§ Prompt:
Seek out every line containing the word "this", and copy each.

§ Rows:

....

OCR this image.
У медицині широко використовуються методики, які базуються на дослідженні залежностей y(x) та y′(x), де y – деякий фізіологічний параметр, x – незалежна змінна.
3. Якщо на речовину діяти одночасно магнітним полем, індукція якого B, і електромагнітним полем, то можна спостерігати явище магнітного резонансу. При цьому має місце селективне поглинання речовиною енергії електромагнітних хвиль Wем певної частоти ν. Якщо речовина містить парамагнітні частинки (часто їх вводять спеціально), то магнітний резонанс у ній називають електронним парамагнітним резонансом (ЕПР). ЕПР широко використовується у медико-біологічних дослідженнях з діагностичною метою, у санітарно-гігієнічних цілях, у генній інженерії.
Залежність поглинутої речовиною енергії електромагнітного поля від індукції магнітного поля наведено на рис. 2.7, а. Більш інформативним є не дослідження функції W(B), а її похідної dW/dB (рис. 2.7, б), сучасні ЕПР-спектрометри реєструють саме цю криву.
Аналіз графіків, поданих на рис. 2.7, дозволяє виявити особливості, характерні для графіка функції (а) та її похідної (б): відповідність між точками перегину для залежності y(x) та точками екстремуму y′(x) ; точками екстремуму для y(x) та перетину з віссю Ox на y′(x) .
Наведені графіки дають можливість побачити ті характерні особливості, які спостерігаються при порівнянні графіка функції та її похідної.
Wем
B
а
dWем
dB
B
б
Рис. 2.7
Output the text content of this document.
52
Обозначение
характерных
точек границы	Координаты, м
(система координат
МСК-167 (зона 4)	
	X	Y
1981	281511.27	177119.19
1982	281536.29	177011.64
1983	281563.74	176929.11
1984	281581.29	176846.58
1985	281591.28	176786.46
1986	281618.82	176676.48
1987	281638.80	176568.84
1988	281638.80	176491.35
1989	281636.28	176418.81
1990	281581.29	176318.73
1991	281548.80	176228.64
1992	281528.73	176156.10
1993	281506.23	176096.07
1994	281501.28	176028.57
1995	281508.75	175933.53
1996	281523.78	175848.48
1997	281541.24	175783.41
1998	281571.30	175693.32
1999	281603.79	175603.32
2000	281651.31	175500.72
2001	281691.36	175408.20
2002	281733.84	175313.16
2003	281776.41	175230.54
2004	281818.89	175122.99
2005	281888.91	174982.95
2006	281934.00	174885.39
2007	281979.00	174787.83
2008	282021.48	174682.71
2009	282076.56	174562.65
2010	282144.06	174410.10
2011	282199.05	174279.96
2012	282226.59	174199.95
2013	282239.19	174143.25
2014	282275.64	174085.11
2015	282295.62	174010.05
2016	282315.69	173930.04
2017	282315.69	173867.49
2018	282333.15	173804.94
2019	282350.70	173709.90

....

§ Finished task:
OCR this image.
Output the text content of this document.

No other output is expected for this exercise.